_Available data_.
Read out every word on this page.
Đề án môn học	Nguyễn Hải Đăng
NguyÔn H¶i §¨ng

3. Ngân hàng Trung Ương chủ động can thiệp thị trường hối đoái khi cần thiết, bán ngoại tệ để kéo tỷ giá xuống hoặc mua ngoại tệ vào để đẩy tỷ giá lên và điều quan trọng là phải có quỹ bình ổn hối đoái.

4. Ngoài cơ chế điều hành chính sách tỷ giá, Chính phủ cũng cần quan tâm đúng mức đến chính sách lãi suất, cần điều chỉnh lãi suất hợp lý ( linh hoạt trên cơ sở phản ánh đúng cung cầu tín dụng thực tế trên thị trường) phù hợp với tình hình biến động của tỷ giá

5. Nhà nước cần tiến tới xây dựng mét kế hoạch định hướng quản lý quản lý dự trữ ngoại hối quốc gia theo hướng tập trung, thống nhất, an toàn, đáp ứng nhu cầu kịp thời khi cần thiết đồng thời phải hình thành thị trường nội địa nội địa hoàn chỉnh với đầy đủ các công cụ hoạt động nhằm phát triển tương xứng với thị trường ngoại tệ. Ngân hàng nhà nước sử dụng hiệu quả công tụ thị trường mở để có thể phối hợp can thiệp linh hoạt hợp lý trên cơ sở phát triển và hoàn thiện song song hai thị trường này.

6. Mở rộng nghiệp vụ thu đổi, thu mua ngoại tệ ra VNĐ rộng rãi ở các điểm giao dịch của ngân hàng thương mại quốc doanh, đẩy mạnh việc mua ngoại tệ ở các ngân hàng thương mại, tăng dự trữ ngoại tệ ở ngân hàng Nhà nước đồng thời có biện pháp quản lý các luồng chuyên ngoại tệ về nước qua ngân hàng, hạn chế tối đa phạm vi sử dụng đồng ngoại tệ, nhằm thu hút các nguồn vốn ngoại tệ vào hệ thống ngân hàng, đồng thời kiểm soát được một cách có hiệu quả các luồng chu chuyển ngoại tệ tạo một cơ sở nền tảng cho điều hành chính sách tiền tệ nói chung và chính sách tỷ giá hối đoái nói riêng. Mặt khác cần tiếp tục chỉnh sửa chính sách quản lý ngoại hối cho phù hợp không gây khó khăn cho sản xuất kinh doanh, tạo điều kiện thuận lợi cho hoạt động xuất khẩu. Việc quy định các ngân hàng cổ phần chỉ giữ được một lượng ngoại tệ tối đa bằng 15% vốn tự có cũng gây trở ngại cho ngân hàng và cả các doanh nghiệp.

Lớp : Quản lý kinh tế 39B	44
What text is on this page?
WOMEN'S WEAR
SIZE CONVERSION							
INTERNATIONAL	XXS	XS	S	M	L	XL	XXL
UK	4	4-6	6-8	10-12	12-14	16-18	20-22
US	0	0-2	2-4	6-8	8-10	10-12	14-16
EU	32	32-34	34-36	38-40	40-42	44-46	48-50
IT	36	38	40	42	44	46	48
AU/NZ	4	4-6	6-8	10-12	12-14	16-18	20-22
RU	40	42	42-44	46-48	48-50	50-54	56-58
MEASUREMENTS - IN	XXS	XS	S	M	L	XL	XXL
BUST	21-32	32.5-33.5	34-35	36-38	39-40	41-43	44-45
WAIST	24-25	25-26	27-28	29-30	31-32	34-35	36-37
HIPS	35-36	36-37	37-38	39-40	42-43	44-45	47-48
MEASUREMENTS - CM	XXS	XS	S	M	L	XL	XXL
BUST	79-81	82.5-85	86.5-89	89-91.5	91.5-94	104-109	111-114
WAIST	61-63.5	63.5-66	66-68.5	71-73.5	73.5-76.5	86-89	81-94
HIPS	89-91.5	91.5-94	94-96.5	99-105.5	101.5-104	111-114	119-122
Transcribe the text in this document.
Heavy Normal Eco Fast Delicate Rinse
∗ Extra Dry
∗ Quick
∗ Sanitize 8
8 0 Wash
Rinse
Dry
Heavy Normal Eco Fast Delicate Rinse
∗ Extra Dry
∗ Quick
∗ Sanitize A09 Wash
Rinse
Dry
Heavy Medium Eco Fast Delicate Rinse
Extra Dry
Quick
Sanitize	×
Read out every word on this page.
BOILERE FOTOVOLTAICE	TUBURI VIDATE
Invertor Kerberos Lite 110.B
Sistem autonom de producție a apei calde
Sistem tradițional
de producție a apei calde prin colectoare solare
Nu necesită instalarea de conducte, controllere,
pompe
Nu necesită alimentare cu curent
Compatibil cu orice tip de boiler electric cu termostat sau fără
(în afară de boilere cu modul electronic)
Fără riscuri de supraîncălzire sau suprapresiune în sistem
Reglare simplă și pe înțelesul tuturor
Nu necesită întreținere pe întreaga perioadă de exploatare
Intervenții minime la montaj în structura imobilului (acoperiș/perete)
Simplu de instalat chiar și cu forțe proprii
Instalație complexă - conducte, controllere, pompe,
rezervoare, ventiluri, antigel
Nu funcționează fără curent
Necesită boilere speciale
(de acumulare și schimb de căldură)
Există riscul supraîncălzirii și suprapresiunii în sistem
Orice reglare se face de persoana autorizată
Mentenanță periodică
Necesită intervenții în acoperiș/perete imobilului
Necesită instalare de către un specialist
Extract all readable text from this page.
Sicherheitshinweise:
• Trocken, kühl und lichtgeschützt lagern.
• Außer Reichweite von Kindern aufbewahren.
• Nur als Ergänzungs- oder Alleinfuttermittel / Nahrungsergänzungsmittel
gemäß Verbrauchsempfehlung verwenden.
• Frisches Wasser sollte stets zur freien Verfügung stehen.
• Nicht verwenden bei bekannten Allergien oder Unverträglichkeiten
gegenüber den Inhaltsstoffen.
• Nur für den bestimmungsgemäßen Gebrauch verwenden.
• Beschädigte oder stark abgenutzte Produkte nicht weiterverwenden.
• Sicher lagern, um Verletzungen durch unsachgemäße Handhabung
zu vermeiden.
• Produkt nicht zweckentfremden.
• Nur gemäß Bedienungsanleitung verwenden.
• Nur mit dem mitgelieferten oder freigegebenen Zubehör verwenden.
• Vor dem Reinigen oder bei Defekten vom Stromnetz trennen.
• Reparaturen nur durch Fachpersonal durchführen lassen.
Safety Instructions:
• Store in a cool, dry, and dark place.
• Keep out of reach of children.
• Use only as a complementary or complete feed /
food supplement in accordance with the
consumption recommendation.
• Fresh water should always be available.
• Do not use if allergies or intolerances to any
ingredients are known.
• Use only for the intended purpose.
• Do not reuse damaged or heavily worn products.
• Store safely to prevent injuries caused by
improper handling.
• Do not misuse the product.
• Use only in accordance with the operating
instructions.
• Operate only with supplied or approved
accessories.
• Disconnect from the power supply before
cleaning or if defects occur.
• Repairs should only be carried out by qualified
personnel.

_Set problem_.
Extract the listing in its entirety, matching it exactly.

_Result of this task_.
Read out every word on this page.
Đề án môn học	Nguyễn Hải Đăng
NguyÔn H¶i §¨ng

3. Ngân hàng Trung Ương chủ động can thiệp thị trường hối đoái khi cần thiết, bán ngoại tệ để kéo tỷ giá xuống hoặc mua ngoại tệ vào để đẩy tỷ giá lên và điều quan trọng là phải có quỹ bình ổn hối đoái.

4. Ngoài cơ chế điều hành chính sách tỷ giá, Chính phủ cũng cần quan tâm đúng mức đến chính sách lãi suất, cần điều chỉnh lãi suất hợp lý ( linh hoạt trên cơ sở phản ánh đúng cung cầu tín dụng thực tế trên thị trường) phù hợp với tình hình biến động của tỷ giá

5. Nhà nước cần tiến tới xây dựng mét kế hoạch định hướng quản lý quản lý dự trữ ngoại hối quốc gia theo hướng tập trung, thống nhất, an toàn, đáp ứng nhu cầu kịp thời khi cần thiết đồng thời phải hình thành thị trường nội địa nội địa hoàn chỉnh với đầy đủ các công cụ hoạt động nhằm phát triển tương xứng với thị trường ngoại tệ. Ngân hàng nhà nước sử dụng hiệu quả công tụ thị trường mở để có thể phối hợp can thiệp linh hoạt hợp lý trên cơ sở phát triển và hoàn thiện song song hai thị trường này.

6. Mở rộng nghiệp vụ thu đổi, thu mua ngoại tệ ra VNĐ rộng rãi ở các điểm giao dịch của ngân hàng thương mại quốc doanh, đẩy mạnh việc mua ngoại tệ ở các ngân hàng thương mại, tăng dự trữ ngoại tệ ở ngân hàng Nhà nước đồng thời có biện pháp quản lý các luồng chuyên ngoại tệ về nước qua ngân hàng, hạn chế tối đa phạm vi sử dụng đồng ngoại tệ, nhằm thu hút các nguồn vốn ngoại tệ vào hệ thống ngân hàng, đồng thời kiểm soát được một cách có hiệu quả các luồng chu chuyển ngoại tệ tạo một cơ sở nền tảng cho điều hành chính sách tiền tệ nói chung và chính sách tỷ giá hối đoái nói riêng. Mặt khác cần tiếp tục chỉnh sửa chính sách quản lý ngoại hối cho phù hợp không gây khó khăn cho sản xuất kinh doanh, tạo điều kiện thuận lợi cho hoạt động xuất khẩu. Việc quy định các ngân hàng cổ phần chỉ giữ được một lượng ngoại tệ tối đa bằng 15% vốn tự có cũng gây trở ngại cho ngân hàng và cả các doanh nghiệp.

Lớp : Quản lý kinh tế 39B	44
What text is on this page?
WOMEN'S WEAR
SIZE CONVERSION							
INTERNATIONAL	XXS	XS	S	M	L	XL	XXL
UK	4	4-6	6-8	10-12	12-14	16-18	20-22
US	0	0-2	2-4	6-8	8-10	10-12	14-16
EU	32	32-34	34-36	38-40	40-42	44-46	48-50
IT	36	38	40	42	44	46	48
AU/NZ	4	4-6	6-8	10-12	12-14	16-18	20-22
RU	40	42	42-44	46-48	48-50	50-54	56-58
MEASUREMENTS - IN	XXS	XS	S	M	L	XL	XXL
BUST	21-32	32.5-33.5	34-35	36-38	39-40	41-43	44-45
WAIST	24-25	25-26	27-28	29-30	31-32	34-35	36-37
HIPS	35-36	36-37	37-38	39-40	42-43	44-45	47-48
MEASUREMENTS - CM	XXS	XS	S	M	L	XL	XXL
BUST	79-81	82.5-85	86.5-89	89-91.5	91.5-94	104-109	111-114
WAIST	61-63.5	63.5-66	66-68.5	71-73.5	73.5-76.5	86-89	81-94
HIPS	89-91.5	91.5-94	94-96.5	99-105.5	101.5-104	111-114	119-122
Transcribe the text in this document.
Heavy Normal Eco Fast Delicate Rinse
∗ Extra Dry
∗ Quick
∗ Sanitize 8
8 0 Wash
Rinse
Dry
Heavy Normal Eco Fast Delicate Rinse
∗ Extra Dry
∗ Quick
∗ Sanitize A09 Wash
Rinse
Dry
Heavy Medium Eco Fast Delicate Rinse
Extra Dry
Quick
Sanitize	×
Read out every word on this page.
BOILERE FOTOVOLTAICE	TUBURI VIDATE
Invertor Kerberos Lite 110.B
Sistem autonom de producție a apei calde
Sistem tradițional
de producție a apei calde prin colectoare solare
Nu necesită instalarea de conducte, controllere,
pompe
Nu necesită alimentare cu curent
Compatibil cu orice tip de boiler electric cu termostat sau fără
(în afară de boilere cu modul electronic)
Fără riscuri de supraîncălzire sau suprapresiune în sistem
Reglare simplă și pe înțelesul tuturor
Nu necesită întreținere pe întreaga perioadă de exploatare
Intervenții minime la montaj în structura imobilului (acoperiș/perete)
Simplu de instalat chiar și cu forțe proprii
Instalație complexă - conducte, controllere, pompe,
rezervoare, ventiluri, antigel
Nu funcționează fără curent
Necesită boilere speciale
(de acumulare și schimb de căldură)
Există riscul supraîncălzirii și suprapresiunii în sistem
Orice reglare se face de persoana autorizată
Mentenanță periodică
Necesită intervenții în acoperiș/perete imobilului
Necesită instalare de către un specialist
Extract all readable text from this page.
Sicherheitshinweise:
• Trocken, kühl und lichtgeschützt lagern.
• Außer Reichweite von Kindern aufbewahren.
• Nur als Ergänzungs- oder Alleinfuttermittel / Nahrungsergänzungsmittel
gemäß Verbrauchsempfehlung verwenden.
• Frisches Wasser sollte stets zur freien Verfügung stehen.
• Nicht verwenden bei bekannten Allergien oder Unverträglichkeiten
gegenüber den Inhaltsstoffen.
• Nur für den bestimmungsgemäßen Gebrauch verwenden.
• Beschädigte oder stark abgenutzte Produkte nicht weiterverwenden.
• Sicher lagern, um Verletzungen durch unsachgemäße Handhabung
zu vermeiden.
• Produkt nicht zweckentfremden.
• Nur gemäß Bedienungsanleitung verwenden.
• Nur mit dem mitgelieferten oder freigegebenen Zubehör verwenden.
• Vor dem Reinigen oder bei Defekten vom Stromnetz trennen.
• Reparaturen nur durch Fachpersonal durchführen lassen.
Safety Instructions:
• Store in a cool, dry, and dark place.
• Keep out of reach of children.
• Use only as a complementary or complete feed /
food supplement in accordance with the
consumption recommendation.
• Fresh water should always be available.
• Do not use if allergies or intolerances to any
ingredients are known.
• Use only for the intended purpose.
• Do not reuse damaged or heavily worn products.
• Store safely to prevent injuries caused by
improper handling.
• Do not misuse the product.
• Use only in accordance with the operating
instructions.
• Operate only with supplied or approved
accessories.
• Disconnect from the power supply before
cleaning or if defects occur.
• Repairs should only be carried out by qualified
personnel.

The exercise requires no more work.